━━━━━ THE RECORDS ━━━━━
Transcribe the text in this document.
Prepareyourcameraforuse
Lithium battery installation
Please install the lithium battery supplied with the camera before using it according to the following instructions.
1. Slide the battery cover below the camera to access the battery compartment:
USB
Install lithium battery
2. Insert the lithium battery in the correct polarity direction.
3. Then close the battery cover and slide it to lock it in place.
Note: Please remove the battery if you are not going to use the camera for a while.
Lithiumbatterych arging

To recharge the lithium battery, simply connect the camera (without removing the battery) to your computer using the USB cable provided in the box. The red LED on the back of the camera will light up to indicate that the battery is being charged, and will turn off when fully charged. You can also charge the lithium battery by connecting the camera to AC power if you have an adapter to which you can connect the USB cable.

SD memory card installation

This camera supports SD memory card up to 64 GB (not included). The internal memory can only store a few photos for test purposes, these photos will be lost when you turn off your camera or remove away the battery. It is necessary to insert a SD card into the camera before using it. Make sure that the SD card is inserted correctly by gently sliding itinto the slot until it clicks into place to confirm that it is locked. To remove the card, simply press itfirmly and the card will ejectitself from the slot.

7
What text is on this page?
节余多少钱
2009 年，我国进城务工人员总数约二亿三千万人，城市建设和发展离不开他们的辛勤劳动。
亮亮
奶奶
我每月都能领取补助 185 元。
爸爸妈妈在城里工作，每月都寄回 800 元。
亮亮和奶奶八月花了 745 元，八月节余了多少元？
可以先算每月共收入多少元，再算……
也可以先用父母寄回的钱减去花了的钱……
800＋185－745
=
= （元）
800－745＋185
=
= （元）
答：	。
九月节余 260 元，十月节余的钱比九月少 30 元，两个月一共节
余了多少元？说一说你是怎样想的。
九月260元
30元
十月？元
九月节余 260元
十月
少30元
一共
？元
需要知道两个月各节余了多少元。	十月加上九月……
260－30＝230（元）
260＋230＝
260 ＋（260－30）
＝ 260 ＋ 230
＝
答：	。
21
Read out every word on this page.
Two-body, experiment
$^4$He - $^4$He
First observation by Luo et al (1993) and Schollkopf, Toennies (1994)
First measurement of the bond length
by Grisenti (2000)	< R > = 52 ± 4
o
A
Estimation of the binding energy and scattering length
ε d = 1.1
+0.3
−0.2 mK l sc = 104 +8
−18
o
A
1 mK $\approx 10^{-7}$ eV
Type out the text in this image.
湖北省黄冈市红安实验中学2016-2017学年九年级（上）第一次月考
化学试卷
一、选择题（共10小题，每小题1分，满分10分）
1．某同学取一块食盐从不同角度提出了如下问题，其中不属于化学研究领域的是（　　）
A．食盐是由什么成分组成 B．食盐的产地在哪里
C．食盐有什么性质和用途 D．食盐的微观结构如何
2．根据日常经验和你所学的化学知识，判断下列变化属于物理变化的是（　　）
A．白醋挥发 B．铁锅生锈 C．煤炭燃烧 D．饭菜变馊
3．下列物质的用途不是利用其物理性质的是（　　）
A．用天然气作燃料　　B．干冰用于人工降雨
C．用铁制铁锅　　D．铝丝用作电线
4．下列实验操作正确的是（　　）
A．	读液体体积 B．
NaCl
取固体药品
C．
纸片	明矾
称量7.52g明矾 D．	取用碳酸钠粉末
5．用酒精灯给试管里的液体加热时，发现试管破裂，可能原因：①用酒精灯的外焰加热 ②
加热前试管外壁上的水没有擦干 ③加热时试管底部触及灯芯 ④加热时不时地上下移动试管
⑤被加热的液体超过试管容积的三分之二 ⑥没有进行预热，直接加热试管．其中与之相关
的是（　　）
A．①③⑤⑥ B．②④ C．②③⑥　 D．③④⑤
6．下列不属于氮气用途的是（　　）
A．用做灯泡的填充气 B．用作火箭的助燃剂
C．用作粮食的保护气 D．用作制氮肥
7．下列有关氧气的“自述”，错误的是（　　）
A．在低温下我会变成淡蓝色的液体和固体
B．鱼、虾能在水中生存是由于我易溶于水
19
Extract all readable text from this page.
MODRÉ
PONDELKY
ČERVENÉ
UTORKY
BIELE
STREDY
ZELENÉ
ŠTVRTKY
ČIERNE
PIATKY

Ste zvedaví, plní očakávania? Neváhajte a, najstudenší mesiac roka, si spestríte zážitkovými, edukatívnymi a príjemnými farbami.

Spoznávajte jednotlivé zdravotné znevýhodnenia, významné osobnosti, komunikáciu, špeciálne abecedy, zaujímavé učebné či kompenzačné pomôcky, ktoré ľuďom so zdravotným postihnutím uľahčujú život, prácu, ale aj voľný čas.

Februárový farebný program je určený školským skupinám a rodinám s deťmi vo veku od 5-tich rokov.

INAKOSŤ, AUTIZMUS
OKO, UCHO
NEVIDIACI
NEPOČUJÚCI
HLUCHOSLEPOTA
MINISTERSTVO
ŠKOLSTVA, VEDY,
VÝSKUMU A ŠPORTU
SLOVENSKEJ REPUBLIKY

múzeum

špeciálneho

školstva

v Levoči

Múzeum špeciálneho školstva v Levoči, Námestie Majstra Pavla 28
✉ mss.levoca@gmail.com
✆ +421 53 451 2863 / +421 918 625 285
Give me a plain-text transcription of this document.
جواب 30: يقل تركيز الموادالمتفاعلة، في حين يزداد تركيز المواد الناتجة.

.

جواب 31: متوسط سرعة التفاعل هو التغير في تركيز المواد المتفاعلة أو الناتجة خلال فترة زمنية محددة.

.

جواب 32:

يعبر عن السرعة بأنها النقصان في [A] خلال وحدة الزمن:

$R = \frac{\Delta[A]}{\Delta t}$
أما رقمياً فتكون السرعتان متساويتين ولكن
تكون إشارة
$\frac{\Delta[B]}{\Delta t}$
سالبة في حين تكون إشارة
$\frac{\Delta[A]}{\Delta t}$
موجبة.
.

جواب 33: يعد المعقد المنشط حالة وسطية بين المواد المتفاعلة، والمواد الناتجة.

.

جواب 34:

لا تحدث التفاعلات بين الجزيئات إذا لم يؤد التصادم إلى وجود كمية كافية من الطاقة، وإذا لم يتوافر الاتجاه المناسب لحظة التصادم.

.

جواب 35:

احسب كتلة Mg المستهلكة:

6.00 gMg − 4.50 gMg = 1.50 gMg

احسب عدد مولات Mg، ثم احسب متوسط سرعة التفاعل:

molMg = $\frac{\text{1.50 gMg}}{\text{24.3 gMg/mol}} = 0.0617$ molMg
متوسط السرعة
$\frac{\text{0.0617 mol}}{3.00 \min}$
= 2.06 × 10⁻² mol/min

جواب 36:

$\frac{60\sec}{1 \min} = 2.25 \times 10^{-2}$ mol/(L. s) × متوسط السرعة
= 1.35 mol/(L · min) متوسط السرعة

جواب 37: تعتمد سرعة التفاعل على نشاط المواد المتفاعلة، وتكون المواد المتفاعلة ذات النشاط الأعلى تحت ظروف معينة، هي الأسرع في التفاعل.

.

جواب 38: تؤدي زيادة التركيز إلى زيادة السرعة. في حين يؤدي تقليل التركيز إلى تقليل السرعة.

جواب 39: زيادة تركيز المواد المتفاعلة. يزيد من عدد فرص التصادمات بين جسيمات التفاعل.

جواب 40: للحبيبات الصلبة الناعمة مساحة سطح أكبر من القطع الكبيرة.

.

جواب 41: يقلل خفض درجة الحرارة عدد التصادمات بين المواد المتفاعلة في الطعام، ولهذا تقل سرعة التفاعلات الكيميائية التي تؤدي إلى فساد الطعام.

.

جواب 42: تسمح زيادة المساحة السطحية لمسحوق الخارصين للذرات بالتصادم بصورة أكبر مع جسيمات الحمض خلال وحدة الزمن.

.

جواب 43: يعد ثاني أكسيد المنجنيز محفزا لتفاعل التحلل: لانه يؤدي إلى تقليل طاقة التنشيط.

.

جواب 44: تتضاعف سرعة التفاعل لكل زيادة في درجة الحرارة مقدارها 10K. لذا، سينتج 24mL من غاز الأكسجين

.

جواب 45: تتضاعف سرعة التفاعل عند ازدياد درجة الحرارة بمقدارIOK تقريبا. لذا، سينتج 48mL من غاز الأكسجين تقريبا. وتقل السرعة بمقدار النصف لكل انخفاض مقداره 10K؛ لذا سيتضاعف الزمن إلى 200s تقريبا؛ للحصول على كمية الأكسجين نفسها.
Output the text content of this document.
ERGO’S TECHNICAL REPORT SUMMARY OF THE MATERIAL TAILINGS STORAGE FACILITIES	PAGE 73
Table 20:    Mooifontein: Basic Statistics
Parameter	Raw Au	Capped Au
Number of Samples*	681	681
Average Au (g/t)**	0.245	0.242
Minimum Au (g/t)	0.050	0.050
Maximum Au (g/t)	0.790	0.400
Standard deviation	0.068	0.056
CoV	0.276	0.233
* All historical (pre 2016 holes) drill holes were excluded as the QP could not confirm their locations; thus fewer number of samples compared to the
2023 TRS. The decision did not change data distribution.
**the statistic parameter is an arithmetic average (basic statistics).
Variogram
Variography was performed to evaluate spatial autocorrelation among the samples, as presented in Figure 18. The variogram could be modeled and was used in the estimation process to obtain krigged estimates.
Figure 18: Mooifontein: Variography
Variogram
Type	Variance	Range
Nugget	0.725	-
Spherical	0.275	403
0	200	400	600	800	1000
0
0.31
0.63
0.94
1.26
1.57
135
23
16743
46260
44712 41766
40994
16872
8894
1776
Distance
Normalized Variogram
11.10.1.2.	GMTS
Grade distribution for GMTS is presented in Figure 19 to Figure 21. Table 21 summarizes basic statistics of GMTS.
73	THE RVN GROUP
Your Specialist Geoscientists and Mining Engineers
━━━━━
Show the lines of the records that include the string "Variography".

# SOLUTION BELOW:
Variography was performed to evaluate spatial autocorrelation among the samples, as presented in Figure 18. The variogram could be modeled and was used in the estimation process to obtain krigged estimates.
Figure 18: Mooifontein: Variography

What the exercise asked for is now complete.